Return each line of the records holding the string "share".

━━ Data for processing

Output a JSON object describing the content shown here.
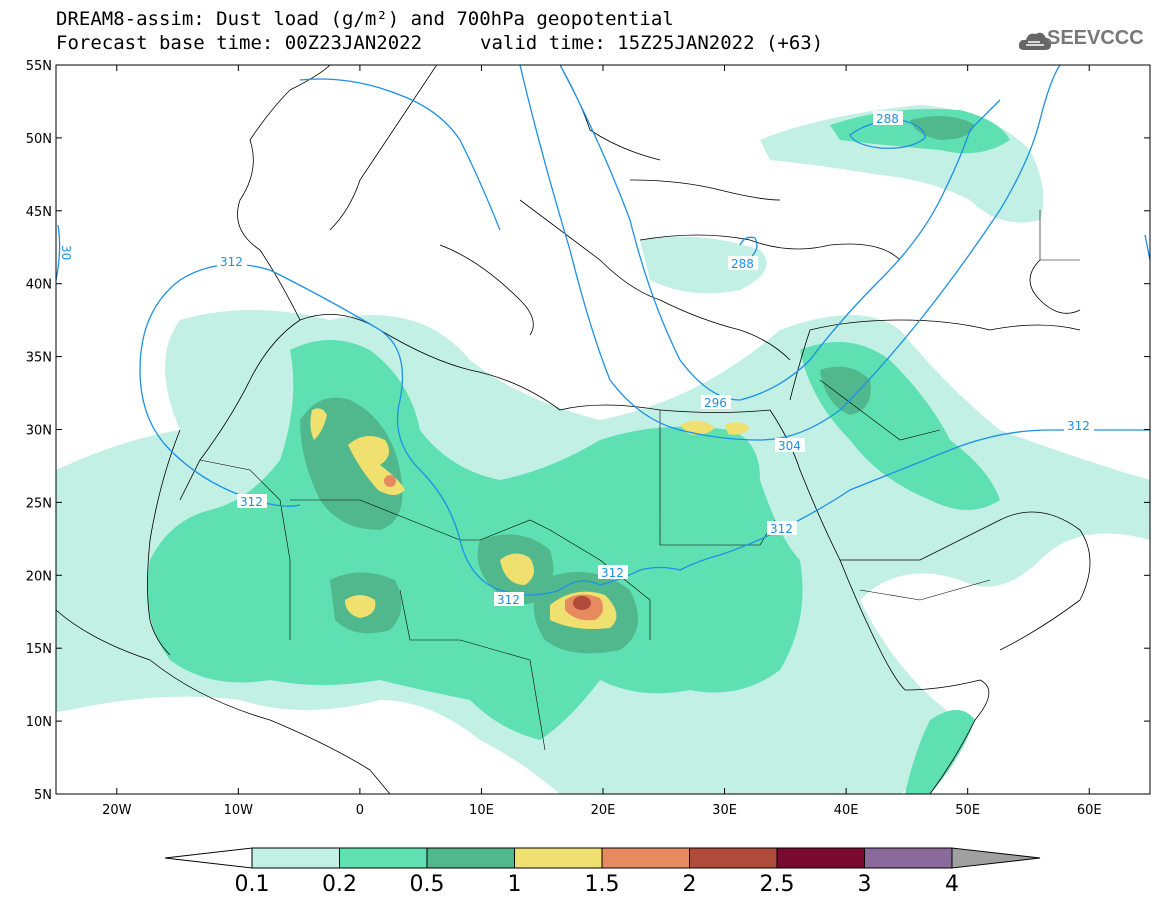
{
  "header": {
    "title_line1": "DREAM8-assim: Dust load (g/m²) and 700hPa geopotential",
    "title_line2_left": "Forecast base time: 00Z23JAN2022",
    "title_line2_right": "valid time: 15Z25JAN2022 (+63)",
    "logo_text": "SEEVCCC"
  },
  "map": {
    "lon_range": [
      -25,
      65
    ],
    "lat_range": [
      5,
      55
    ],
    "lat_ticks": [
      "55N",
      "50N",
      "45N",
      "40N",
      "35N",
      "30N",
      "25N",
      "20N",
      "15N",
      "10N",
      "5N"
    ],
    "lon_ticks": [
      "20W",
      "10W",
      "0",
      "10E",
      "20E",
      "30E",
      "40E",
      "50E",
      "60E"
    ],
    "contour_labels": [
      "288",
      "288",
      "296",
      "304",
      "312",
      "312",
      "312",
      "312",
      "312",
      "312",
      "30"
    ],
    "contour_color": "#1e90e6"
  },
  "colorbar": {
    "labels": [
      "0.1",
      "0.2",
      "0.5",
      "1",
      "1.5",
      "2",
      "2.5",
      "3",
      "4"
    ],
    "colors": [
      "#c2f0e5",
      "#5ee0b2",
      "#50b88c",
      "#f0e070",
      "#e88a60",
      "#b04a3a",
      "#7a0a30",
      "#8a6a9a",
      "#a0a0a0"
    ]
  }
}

━━━━
━━ Data for processing

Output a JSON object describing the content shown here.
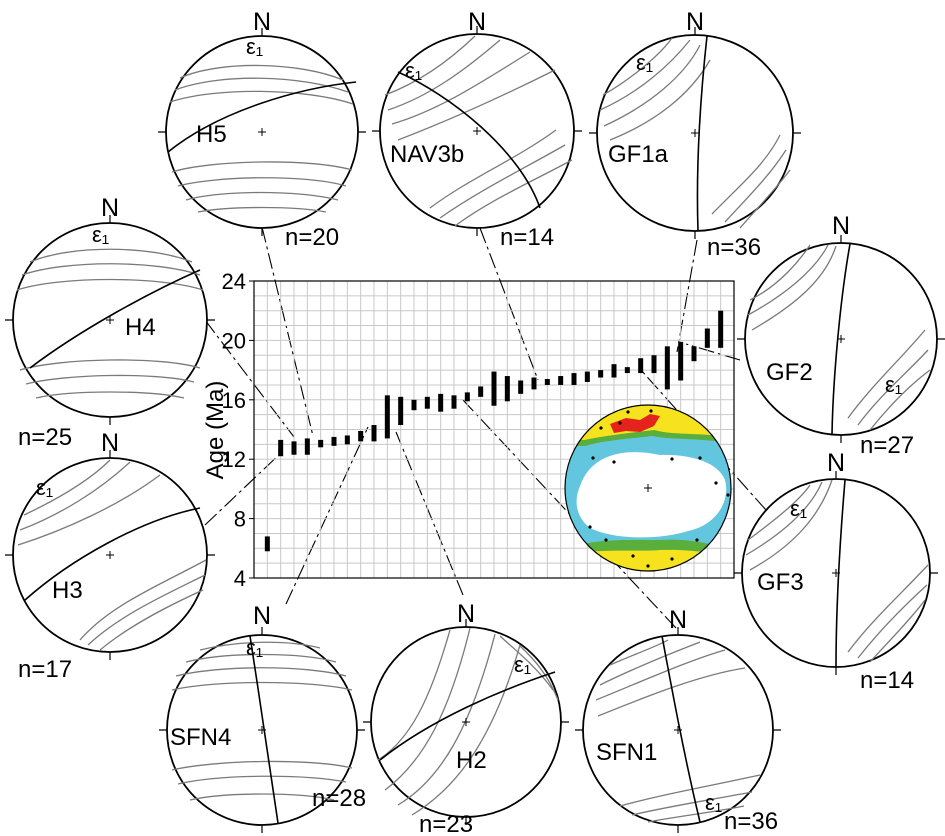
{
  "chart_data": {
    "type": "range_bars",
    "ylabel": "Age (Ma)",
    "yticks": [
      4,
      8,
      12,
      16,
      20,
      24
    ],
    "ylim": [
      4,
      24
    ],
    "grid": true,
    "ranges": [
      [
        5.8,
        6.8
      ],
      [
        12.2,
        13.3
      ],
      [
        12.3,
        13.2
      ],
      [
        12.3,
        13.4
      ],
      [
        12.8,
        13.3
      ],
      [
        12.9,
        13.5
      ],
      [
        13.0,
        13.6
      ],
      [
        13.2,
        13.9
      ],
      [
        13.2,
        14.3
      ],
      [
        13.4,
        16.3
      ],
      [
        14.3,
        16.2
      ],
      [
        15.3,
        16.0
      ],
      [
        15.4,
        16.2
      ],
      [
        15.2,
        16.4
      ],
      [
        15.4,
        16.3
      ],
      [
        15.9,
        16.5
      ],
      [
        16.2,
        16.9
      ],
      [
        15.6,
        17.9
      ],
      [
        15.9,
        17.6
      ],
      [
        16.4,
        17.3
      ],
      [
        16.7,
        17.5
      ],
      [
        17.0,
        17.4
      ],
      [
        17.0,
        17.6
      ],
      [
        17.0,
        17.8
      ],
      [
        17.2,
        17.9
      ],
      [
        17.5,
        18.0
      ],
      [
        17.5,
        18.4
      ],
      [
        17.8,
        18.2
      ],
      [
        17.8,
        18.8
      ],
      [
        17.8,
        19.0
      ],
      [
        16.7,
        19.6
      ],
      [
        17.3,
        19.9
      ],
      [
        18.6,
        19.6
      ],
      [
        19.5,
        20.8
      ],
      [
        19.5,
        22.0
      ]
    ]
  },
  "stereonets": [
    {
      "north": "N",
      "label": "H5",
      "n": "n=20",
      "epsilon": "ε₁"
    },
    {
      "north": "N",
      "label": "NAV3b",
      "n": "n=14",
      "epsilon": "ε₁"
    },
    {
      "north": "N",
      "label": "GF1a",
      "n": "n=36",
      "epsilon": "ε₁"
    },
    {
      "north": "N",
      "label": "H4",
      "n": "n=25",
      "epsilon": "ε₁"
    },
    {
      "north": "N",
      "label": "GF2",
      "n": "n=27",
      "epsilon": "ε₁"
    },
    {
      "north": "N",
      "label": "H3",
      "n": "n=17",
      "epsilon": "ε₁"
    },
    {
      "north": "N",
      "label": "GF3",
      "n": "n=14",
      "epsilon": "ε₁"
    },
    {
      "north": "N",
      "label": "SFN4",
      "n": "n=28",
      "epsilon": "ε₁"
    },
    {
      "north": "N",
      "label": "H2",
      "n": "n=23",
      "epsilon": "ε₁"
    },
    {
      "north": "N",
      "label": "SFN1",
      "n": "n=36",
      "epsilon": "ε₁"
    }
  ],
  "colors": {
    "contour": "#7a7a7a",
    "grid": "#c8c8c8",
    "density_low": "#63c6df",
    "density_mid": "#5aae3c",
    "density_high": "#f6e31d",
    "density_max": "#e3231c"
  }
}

━━━━
━━ Data for processing

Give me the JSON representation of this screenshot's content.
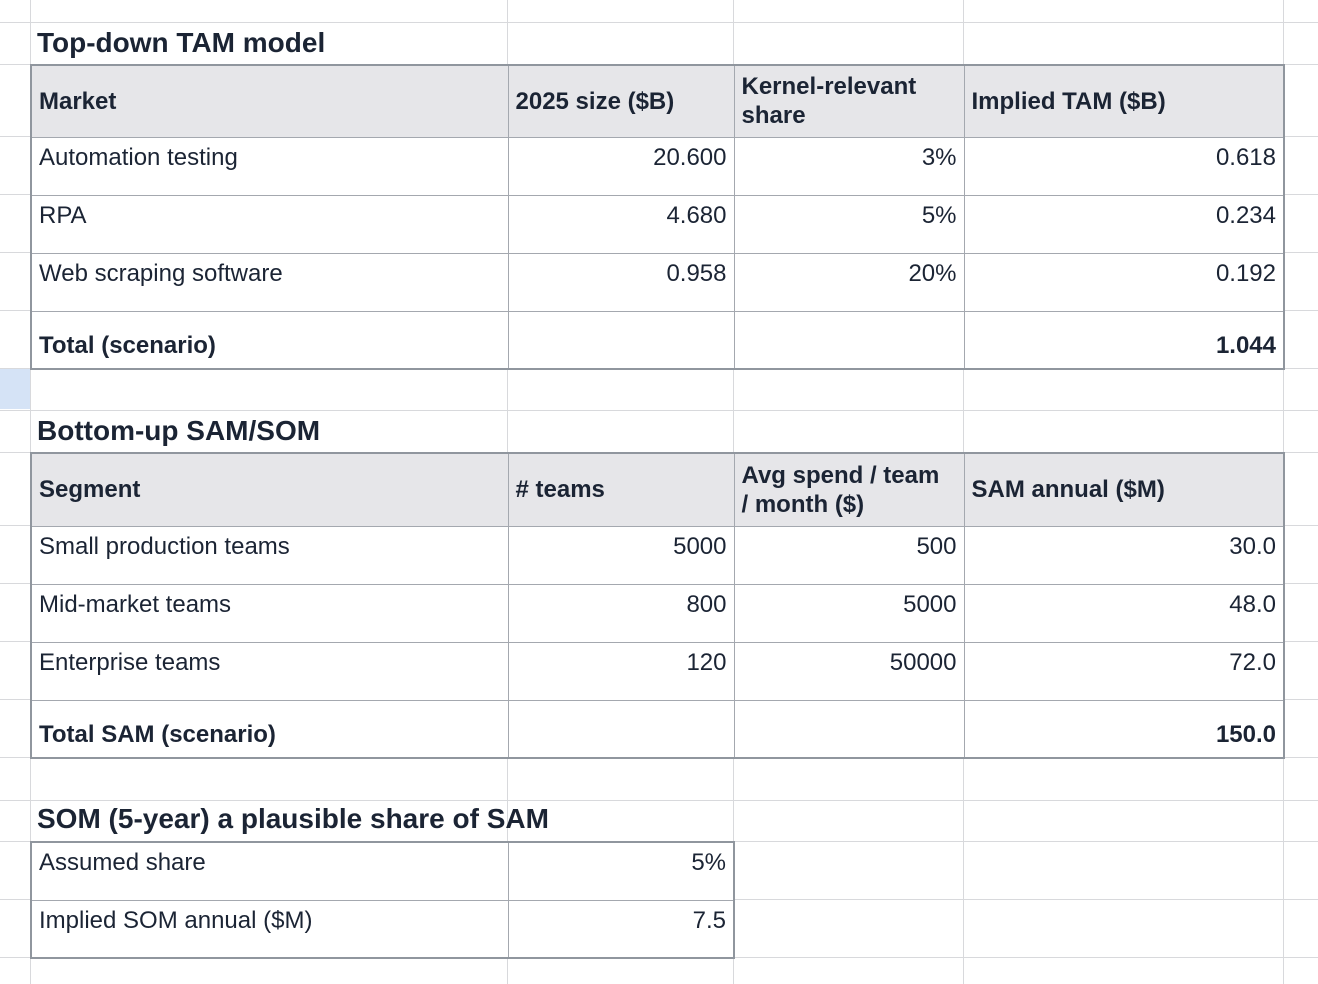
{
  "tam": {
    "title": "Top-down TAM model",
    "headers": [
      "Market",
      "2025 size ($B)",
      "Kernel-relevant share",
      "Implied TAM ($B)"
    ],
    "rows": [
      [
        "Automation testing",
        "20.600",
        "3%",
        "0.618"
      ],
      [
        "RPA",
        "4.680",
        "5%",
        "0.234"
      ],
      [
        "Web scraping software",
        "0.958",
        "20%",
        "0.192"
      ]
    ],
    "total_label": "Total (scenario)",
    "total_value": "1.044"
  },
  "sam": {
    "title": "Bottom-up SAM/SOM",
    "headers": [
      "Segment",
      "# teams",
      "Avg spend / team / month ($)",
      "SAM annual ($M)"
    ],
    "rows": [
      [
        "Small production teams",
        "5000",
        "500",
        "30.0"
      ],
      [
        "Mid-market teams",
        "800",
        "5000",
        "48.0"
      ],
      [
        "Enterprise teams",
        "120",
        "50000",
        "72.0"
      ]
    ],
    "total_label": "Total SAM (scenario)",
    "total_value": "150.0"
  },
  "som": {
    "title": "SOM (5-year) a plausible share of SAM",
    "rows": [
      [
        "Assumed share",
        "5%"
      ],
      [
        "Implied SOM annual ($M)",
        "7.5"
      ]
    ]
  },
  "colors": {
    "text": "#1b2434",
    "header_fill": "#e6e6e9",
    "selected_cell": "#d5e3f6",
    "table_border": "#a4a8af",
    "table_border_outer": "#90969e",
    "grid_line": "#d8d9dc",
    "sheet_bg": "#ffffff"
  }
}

━━━━

**Completed exercise**
      "Kernel-relevant share",
    "title": "SOM (5-year) a plausible share of SAM",
        "Assumed share",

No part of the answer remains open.